▶ [SHORT TASK]: Leave out the images and repeat the listing below without a single change.

▶ [GIVEN INFORMATION]:
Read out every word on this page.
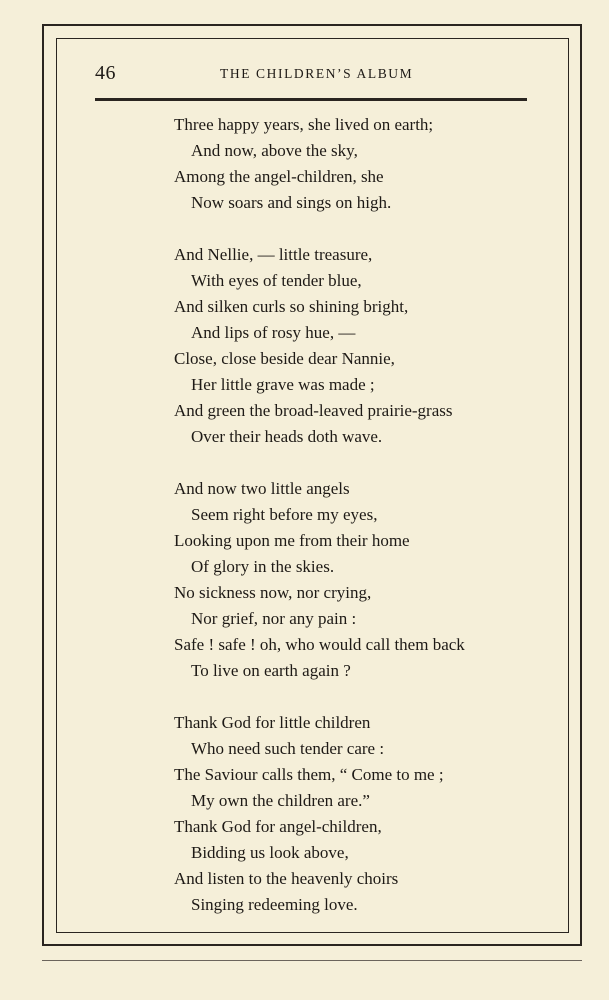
46	THE CHILDREN’S ALBUM
Three happy years, she lived on earth;
And now, above the sky,
Among the angel-children, she
Now soars and sings on high.
And Nellie, — little treasure,
With eyes of tender blue,
And silken curls so shining bright,
And lips of rosy hue, —
Close, close beside dear Nannie,
Her little grave was made ;
And green the broad-leaved prairie-grass
Over their heads doth wave.
And now two little angels
Seem right before my eyes,
Looking upon me from their home
Of glory in the skies.
No sickness now, nor crying,
Nor grief, nor any pain :
Safe ! safe ! oh, who would call them back
To live on earth again ?
Thank God for little children
Who need such tender care :
The Saviour calls them, “ Come to me ;
My own the children are.”
Thank God for angel-children,
Bidding us look above,
And listen to the heavenly choirs
Singing redeeming love.
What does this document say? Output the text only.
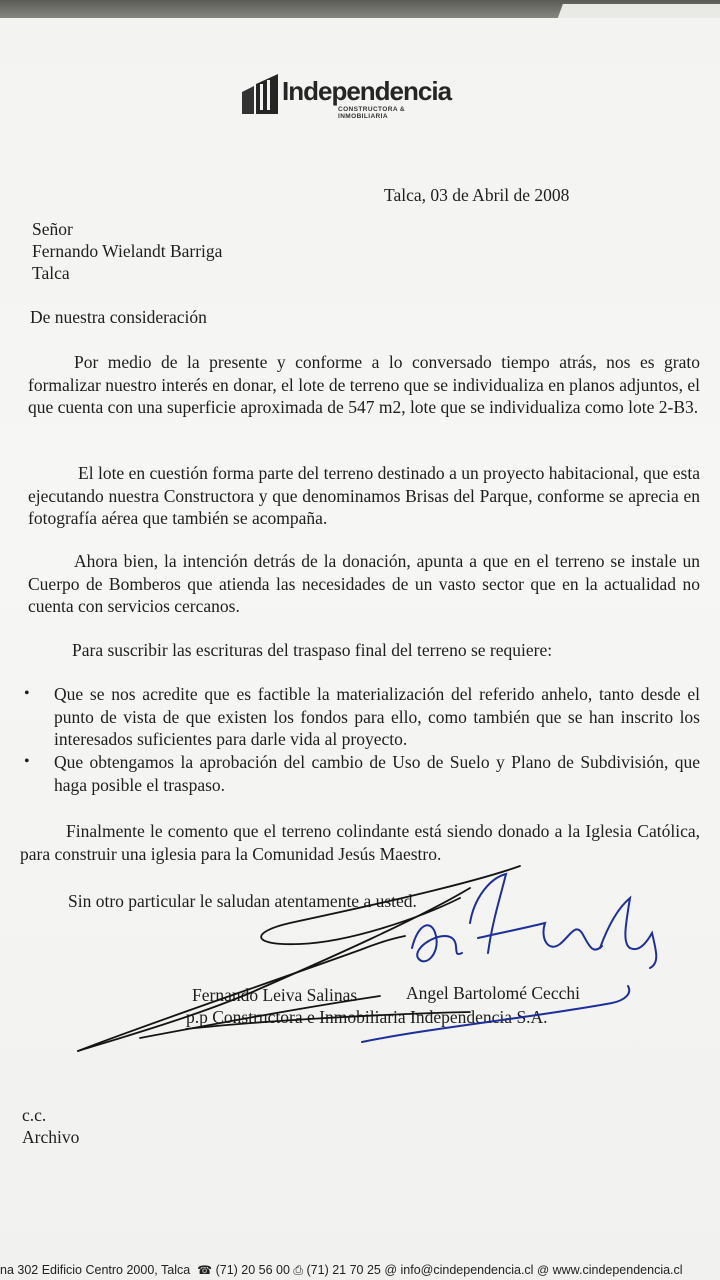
Independencia
CONSTRUCTORA & INMOBILIARIA
Talca, 03 de Abril de 2008
Señor
Fernando Wielandt Barriga
Talca
De nuestra consideración
Por medio de la presente y conforme a lo conversado tiempo atrás, nos es grato formalizar nuestro interés en donar, el lote de terreno que se individualiza en planos adjuntos, el que cuenta con una superficie aproximada de 547 m2, lote que se individualiza como lote 2-B3.
El lote en cuestión forma parte del terreno destinado a un proyecto habitacional, que esta ejecutando nuestra Constructora y que denominamos Brisas del Parque, conforme se aprecia en fotografía aérea que también se acompaña.
Ahora bien, la intención detrás de la donación, apunta a que en el terreno se instale un Cuerpo de Bomberos que atienda las necesidades de un vasto sector que en la actualidad no cuenta con servicios cercanos.
Para suscribir las escrituras del traspaso final del terreno se requiere:
• Que se nos acredite que es factible la materialización del referido anhelo, tanto desde el punto de vista de que existen los fondos para ello, como también que se han inscrito los interesados suficientes para darle vida al proyecto.
• Que obtengamos la aprobación del cambio de Uso de Suelo y Plano de Subdivisión, que haga posible el traspaso.
Finalmente le comento que el terreno colindante está siendo donado a la Iglesia Católica, para construir una iglesia para la Comunidad Jesús Maestro.
Sin otro particular le saludan atentamente a usted.
Fernando Leiva Salinas	Angel Bartolomé Cecchi
p.p Constructora e Inmobiliaria Independencia S.A.
c.c.
Archivo
na 302 Edificio Centro 2000, Talca ☎ (71) 20 56 00 ⎙ (71) 21 70 25 @ info@cindependencia.cl @ www.cindependencia.cl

▶ [ANSWER]:
Read out every word on this page.
46	THE CHILDREN’S ALBUM
Three happy years, she lived on earth;
And now, above the sky,
Among the angel-children, she
Now soars and sings on high.
And Nellie, — little treasure,
With eyes of tender blue,
And silken curls so shining bright,
And lips of rosy hue, —
Close, close beside dear Nannie,
Her little grave was made ;
And green the broad-leaved prairie-grass
Over their heads doth wave.
And now two little angels
Seem right before my eyes,
Looking upon me from their home
Of glory in the skies.
No sickness now, nor crying,
Nor grief, nor any pain :
Safe ! safe ! oh, who would call them back
To live on earth again ?
Thank God for little children
Who need such tender care :
The Saviour calls them, “ Come to me ;
My own the children are.”
Thank God for angel-children,
Bidding us look above,
And listen to the heavenly choirs
Singing redeeming love.
What does this document say? Output the text only.
Independencia
CONSTRUCTORA & INMOBILIARIA
Talca, 03 de Abril de 2008
Señor
Fernando Wielandt Barriga
Talca
De nuestra consideración
Por medio de la presente y conforme a lo conversado tiempo atrás, nos es grato formalizar nuestro interés en donar, el lote de terreno que se individualiza en planos adjuntos, el que cuenta con una superficie aproximada de 547 m2, lote que se individualiza como lote 2-B3.
El lote en cuestión forma parte del terreno destinado a un proyecto habitacional, que esta ejecutando nuestra Constructora y que denominamos Brisas del Parque, conforme se aprecia en fotografía aérea que también se acompaña.
Ahora bien, la intención detrás de la donación, apunta a que en el terreno se instale un Cuerpo de Bomberos que atienda las necesidades de un vasto sector que en la actualidad no cuenta con servicios cercanos.
Para suscribir las escrituras del traspaso final del terreno se requiere:
• Que se nos acredite que es factible la materialización del referido anhelo, tanto desde el punto de vista de que existen los fondos para ello, como también que se han inscrito los interesados suficientes para darle vida al proyecto.
• Que obtengamos la aprobación del cambio de Uso de Suelo y Plano de Subdivisión, que haga posible el traspaso.
Finalmente le comento que el terreno colindante está siendo donado a la Iglesia Católica, para construir una iglesia para la Comunidad Jesús Maestro.
Sin otro particular le saludan atentamente a usted.
Fernando Leiva Salinas	Angel Bartolomé Cecchi
p.p Constructora e Inmobiliaria Independencia S.A.
c.c.
Archivo
na 302 Edificio Centro 2000, Talca ☎ (71) 20 56 00 ⎙ (71) 21 70 25 @ info@cindependencia.cl @ www.cindependencia.cl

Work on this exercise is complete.